» **What you have to do**: Copy each line below that has "with".

#### Given records ####

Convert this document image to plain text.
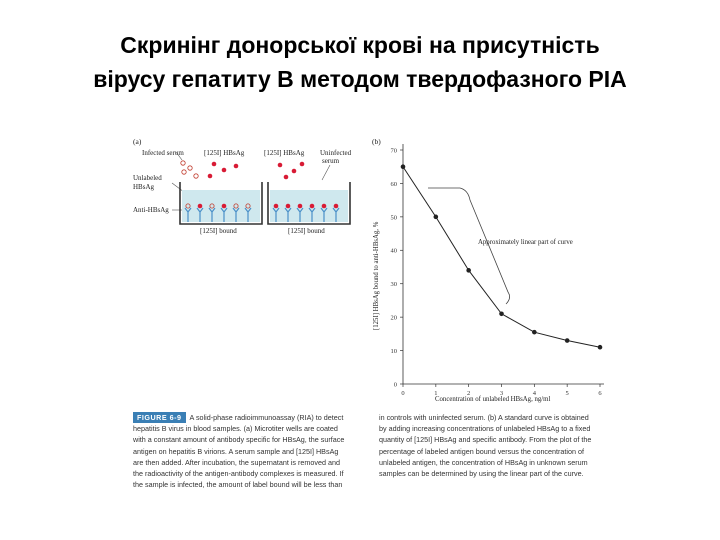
Скринінг донорської крові на присутність
вірусу гепатиту В методом твердофазного РІА
(a)
Infected serum	[125I] HBsAg	[125I] HBsAg Uninfected
serum
Unlabeled
HBsAg
Anti-HBsAg
[125I] bound	[125I] bound
(b)
0
10
20
30
40
50
60
70
0	1	2	3	4	5	6
Approximately linear part of curve
Concentration of unlabeled HBsAg, ng/ml
[125I] HBsAg bound to anti-HBsAg, %
FIGURE 6-9 A solid-phase radioimmunoassay (RIA) to detect
hepatitis B virus in blood samples. (a) Microtiter wells are coated
with a constant amount of antibody specific for HBsAg, the surface
antigen on hepatitis B virions. A serum sample and [125I] HBsAg
are then added. After incubation, the supernatant is removed and
the radioactivity of the antigen-antibody complexes is measured. If
the sample is infected, the amount of label bound will be less than
in controls with uninfected serum. (b) A standard curve is obtained
by adding increasing concentrations of unlabeled HBsAg to a fixed
quantity of [125I] HBsAg and specific antibody. From the plot of the
percentage of labeled antigen bound versus the concentration of
unlabeled antigen, the concentration of HBsAg in unknown serum
samples can be determined by using the linear part of the curve.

####

» **Exercise result**:
with a constant amount of antibody specific for HBsAg, the surface
in controls with uninfected serum. (b) A standard curve is obtained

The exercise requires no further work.